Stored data
******
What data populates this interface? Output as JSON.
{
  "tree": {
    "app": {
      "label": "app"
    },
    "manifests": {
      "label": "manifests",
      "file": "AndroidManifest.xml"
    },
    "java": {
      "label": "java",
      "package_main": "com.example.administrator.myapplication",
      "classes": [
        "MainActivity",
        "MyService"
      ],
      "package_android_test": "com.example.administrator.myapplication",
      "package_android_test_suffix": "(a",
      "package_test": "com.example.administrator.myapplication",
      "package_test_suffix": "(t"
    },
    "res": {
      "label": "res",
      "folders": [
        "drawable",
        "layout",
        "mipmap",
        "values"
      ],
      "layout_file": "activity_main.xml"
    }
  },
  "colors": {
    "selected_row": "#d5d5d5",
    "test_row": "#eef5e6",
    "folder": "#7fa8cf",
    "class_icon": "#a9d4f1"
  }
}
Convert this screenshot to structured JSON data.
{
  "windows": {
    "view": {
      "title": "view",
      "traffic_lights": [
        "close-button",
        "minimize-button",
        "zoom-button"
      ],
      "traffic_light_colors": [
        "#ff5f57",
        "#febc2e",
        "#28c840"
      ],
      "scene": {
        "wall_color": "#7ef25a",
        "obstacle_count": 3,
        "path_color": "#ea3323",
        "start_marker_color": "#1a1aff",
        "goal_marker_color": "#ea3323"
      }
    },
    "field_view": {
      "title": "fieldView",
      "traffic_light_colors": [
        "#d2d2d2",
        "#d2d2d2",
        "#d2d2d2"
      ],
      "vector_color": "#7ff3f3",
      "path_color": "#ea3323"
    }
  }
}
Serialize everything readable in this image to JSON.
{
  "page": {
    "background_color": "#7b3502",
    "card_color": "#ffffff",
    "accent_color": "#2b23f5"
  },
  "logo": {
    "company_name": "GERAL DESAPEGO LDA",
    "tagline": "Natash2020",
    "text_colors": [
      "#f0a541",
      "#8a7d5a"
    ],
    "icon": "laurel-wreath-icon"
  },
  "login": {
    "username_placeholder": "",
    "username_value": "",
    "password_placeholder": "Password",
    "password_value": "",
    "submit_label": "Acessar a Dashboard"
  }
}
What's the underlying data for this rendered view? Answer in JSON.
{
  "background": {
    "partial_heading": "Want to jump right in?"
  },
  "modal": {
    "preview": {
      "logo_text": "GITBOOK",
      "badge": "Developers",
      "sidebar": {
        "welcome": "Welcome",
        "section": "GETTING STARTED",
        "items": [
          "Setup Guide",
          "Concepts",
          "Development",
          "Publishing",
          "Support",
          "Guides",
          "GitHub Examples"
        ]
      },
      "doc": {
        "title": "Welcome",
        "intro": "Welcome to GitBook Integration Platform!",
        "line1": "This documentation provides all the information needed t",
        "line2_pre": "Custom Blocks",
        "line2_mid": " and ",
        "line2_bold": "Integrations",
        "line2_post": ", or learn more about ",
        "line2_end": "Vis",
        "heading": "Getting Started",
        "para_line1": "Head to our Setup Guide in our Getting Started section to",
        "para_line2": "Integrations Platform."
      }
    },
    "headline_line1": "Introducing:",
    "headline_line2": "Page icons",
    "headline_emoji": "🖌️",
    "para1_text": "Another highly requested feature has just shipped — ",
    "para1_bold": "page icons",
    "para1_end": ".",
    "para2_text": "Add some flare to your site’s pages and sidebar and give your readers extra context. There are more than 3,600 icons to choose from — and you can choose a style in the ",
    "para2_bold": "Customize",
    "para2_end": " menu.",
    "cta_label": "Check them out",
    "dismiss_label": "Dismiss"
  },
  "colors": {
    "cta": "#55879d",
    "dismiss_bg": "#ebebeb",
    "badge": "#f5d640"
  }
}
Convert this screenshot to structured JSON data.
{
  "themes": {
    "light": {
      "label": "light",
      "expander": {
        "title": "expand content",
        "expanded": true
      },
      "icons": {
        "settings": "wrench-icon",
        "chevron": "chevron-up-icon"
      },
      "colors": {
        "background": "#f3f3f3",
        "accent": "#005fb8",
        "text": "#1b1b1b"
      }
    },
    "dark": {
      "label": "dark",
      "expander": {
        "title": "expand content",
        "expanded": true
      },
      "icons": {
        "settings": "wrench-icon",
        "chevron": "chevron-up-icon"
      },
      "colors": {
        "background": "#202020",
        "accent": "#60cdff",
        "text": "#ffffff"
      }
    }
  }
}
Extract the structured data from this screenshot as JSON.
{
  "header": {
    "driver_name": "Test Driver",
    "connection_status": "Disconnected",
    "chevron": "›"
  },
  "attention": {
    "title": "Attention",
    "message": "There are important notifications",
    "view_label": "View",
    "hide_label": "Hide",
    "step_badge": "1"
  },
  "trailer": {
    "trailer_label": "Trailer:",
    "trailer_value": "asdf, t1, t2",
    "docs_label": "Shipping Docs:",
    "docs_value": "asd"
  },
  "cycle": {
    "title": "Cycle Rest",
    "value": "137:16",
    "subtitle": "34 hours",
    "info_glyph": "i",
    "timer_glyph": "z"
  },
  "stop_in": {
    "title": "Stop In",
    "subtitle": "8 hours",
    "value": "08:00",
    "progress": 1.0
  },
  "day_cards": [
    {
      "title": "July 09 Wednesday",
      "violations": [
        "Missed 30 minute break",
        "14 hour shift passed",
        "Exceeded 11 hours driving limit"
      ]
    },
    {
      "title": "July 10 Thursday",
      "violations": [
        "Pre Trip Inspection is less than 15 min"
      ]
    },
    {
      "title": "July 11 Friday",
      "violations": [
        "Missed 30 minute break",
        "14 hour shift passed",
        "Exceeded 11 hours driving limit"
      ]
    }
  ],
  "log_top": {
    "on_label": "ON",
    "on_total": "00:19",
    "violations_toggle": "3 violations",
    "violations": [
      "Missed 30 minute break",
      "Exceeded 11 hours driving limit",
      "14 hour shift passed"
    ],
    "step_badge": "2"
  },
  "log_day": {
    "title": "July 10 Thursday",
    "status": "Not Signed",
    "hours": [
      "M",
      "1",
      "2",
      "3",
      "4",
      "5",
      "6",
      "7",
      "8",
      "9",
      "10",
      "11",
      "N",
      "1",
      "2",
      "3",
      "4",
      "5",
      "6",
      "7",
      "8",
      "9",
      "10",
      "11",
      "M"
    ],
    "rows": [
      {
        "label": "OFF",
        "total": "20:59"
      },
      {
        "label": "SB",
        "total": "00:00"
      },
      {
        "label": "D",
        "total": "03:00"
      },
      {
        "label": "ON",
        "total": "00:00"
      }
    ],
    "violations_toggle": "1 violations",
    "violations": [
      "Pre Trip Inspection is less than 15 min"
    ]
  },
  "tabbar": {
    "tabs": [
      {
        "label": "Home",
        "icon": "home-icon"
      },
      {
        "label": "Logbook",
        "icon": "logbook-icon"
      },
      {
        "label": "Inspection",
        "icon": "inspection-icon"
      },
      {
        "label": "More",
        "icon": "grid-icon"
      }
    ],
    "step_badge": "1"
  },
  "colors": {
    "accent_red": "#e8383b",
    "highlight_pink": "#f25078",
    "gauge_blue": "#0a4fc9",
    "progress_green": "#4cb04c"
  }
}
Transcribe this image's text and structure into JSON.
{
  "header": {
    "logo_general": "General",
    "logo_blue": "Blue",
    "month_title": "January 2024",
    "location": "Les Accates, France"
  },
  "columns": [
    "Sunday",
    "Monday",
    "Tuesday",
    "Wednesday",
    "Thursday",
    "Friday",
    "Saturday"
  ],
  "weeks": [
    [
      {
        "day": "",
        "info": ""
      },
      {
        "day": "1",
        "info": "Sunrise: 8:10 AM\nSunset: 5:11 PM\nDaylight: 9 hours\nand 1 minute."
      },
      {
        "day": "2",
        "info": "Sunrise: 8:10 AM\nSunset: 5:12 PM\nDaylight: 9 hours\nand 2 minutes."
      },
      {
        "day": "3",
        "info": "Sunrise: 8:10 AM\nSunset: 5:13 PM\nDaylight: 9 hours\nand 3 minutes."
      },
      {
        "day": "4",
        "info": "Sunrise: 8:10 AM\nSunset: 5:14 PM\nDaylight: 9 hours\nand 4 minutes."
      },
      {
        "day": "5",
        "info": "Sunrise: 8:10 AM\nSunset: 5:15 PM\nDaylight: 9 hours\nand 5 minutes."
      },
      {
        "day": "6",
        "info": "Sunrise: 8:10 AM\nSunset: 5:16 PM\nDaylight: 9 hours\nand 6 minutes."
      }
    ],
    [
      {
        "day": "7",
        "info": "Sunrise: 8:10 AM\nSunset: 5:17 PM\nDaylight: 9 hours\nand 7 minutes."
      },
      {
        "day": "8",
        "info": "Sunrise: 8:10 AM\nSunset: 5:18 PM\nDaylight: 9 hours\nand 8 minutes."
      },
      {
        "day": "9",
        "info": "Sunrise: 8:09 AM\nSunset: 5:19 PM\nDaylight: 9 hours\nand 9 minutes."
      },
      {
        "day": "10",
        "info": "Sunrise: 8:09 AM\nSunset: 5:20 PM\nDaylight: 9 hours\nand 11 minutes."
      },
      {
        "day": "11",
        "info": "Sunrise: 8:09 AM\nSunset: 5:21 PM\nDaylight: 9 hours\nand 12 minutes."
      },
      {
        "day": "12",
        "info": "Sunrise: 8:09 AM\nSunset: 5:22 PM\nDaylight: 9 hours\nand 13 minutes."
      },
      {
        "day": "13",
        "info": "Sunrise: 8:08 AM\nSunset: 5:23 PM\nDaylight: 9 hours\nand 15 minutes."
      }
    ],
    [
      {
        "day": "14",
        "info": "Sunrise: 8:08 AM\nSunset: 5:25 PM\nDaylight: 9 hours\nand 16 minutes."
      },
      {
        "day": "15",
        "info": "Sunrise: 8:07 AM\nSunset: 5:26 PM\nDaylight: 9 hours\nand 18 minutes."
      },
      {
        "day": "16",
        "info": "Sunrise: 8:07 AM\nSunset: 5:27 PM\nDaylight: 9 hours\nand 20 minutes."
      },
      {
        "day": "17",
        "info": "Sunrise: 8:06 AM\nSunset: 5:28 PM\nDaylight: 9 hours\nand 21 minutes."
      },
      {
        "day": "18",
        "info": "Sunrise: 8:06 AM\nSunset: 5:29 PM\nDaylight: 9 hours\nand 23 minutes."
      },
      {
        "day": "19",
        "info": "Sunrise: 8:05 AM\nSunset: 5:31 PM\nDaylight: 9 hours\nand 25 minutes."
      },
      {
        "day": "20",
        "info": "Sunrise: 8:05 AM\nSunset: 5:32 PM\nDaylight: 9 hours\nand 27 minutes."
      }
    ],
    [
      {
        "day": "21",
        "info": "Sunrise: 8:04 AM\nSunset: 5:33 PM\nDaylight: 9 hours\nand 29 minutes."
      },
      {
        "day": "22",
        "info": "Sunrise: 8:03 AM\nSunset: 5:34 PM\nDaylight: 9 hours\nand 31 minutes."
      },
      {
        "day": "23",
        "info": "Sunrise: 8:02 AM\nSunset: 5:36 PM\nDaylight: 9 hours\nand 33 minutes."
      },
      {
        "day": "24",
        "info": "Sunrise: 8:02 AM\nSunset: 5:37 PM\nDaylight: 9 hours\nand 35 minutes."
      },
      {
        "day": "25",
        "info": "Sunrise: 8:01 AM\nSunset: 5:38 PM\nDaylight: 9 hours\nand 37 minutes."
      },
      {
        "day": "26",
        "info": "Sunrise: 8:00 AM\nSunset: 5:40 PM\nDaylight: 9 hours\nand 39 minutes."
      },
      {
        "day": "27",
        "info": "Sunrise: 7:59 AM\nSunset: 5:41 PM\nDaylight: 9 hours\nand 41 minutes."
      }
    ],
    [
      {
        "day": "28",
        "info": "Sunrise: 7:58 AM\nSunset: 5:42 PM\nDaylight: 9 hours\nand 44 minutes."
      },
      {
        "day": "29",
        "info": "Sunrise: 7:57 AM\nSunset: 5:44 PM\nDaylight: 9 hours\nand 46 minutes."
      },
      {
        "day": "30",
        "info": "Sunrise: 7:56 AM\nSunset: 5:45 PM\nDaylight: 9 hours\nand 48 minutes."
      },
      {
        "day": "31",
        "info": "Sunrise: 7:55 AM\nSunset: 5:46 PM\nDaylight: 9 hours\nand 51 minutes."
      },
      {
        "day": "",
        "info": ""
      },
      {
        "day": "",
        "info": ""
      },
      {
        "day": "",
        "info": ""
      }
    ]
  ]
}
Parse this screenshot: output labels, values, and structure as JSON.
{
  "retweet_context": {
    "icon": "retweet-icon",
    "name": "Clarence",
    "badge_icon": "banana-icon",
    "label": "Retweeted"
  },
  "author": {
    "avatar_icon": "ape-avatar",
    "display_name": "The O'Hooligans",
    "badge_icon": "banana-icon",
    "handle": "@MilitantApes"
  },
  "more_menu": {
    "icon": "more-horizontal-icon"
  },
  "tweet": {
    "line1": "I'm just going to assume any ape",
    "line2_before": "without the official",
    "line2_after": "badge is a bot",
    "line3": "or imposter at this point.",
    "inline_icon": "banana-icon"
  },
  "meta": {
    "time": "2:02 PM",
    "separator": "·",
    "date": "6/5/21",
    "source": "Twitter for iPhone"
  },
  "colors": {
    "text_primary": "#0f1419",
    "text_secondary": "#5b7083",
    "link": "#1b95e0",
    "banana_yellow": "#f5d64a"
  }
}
******
*SHORT TASK*: Pull every line containing "than" from the material above.

*ANSWER FOR THE TASK*:
    "para2_text": "Add some flare to your site’s pages and sidebar and give your readers extra context. There are more than 3,600 icons to choose from — and you can choose a style in the ",
        "Pre Trip Inspection is less than 15 min"
      "Pre Trip Inspection is less than 15 min"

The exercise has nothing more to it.